**Given data**
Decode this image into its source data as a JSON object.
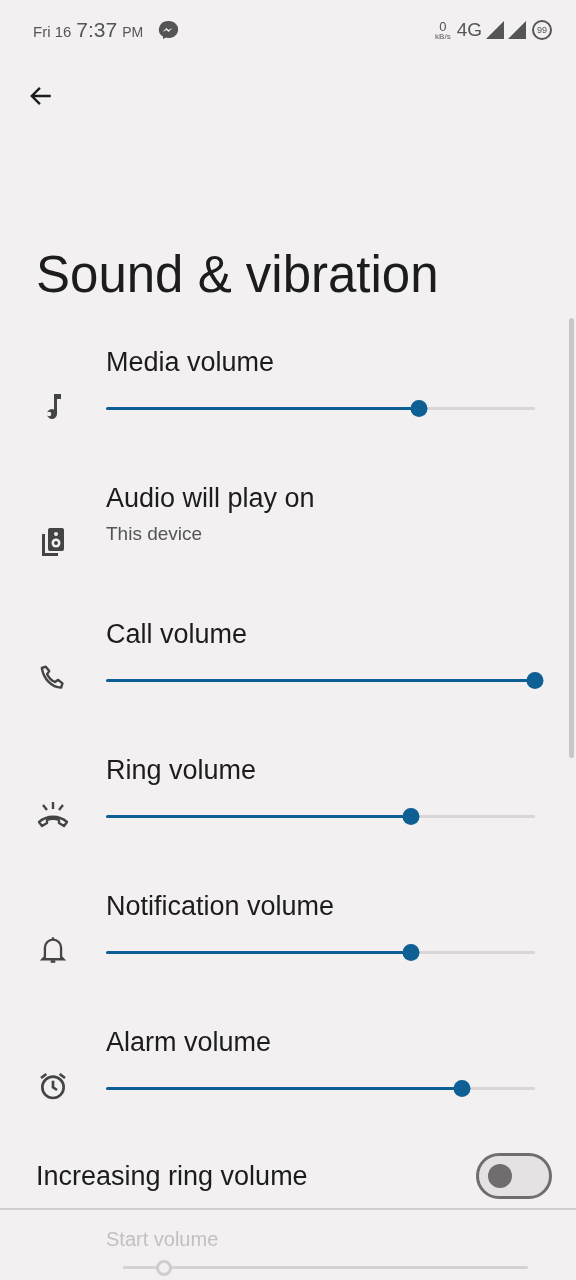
{
  "status_bar": {
    "date": "Fri 16",
    "time": "7:37",
    "ampm": "PM",
    "speed_value": "0",
    "speed_unit": "kB/s",
    "network": "4G",
    "battery": "99"
  },
  "title": "Sound & vibration",
  "items": [
    {
      "kind": "slider",
      "label": "Media volume",
      "level": 0.73,
      "disabled": false
    },
    {
      "kind": "info",
      "label": "Audio will play on",
      "summary": "This device"
    },
    {
      "kind": "slider",
      "label": "Call volume",
      "level": 1.0,
      "disabled": false
    },
    {
      "kind": "slider",
      "label": "Ring volume",
      "level": 0.71,
      "disabled": false
    },
    {
      "kind": "slider",
      "label": "Notification volume",
      "level": 0.71,
      "disabled": false
    },
    {
      "kind": "slider",
      "label": "Alarm volume",
      "level": 0.83,
      "disabled": false
    },
    {
      "kind": "switch",
      "label": "Increasing ring volume",
      "on": false
    },
    {
      "kind": "slider",
      "label": "Start volume",
      "level": 0.1,
      "disabled": true
    }
  ]
}
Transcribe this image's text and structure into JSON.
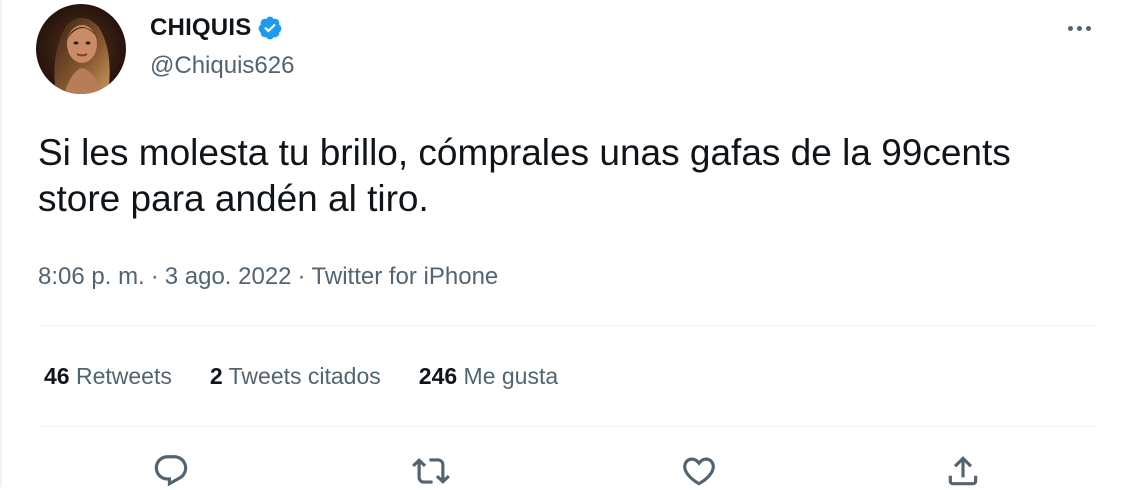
{
  "author": {
    "display_name": "CHIQUIS",
    "handle": "@Chiquis626",
    "verified": true
  },
  "tweet": {
    "text": "Si les molesta tu brillo, cómprales unas gafas de la 99cents store para andén al tiro."
  },
  "meta": {
    "time": "8:06 p. m.",
    "separator": "·",
    "date": "3 ago. 2022",
    "source": "Twitter for iPhone"
  },
  "stats": {
    "retweets_count": "46",
    "retweets_label": "Retweets",
    "quotes_count": "2",
    "quotes_label": "Tweets citados",
    "likes_count": "246",
    "likes_label": "Me gusta"
  },
  "actions": [
    "reply-icon",
    "retweet-icon",
    "like-icon",
    "share-icon"
  ],
  "colors": {
    "text_primary": "#0f1419",
    "text_secondary": "#536471",
    "verified_blue": "#1d9bf0",
    "divider": "#eff3f4"
  }
}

**Task brief**
Using the material above, gather every line that includes "source".

**Solution**
Decode this image into its source data as a JSON object.
    "source": "Twitter for iPhone"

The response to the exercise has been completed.